● **What the task asks**
Nothing but the lines from the one with "Output the underlying" to the final line should be returned, each exactly as it appears.

● **Task input**

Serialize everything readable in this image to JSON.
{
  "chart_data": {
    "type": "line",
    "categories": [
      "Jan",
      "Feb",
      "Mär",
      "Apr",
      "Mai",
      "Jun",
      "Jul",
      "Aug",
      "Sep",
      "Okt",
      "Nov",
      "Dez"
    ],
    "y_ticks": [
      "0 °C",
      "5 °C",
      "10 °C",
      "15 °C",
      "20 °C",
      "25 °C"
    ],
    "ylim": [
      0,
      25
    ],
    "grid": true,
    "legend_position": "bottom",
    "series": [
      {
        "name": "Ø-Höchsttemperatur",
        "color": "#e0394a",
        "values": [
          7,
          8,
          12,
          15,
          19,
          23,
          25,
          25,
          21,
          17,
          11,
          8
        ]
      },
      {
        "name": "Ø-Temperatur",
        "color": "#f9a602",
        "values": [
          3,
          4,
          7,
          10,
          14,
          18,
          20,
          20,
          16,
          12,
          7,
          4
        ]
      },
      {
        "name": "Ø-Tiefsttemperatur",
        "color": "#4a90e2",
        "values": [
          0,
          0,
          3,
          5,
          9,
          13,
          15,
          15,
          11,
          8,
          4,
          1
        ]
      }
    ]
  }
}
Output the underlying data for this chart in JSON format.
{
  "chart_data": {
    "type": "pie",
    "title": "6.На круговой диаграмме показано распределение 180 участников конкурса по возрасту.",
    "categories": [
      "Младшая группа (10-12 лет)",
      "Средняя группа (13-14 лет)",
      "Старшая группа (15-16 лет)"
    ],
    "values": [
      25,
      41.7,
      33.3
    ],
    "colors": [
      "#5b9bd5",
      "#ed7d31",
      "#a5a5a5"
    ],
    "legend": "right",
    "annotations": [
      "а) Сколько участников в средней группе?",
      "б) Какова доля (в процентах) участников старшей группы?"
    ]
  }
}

● **Problem solution**
Output the underlying data for this chart in JSON format.
{
  "chart_data": {
    "type": "pie",
    "title": "6.На круговой диаграмме показано распределение 180 участников конкурса по возрасту.",
    "categories": [
      "Младшая группа (10-12 лет)",
      "Средняя группа (13-14 лет)",
      "Старшая группа (15-16 лет)"
    ],
    "values": [
      25,
      41.7,
      33.3
    ],
    "colors": [
      "#5b9bd5",
      "#ed7d31",
      "#a5a5a5"
    ],
    "legend": "right",
    "annotations": [
      "а) Сколько участников в средней группе?",
      "б) Какова доля (в процентах) участников старшей группы?"
    ]
  }
}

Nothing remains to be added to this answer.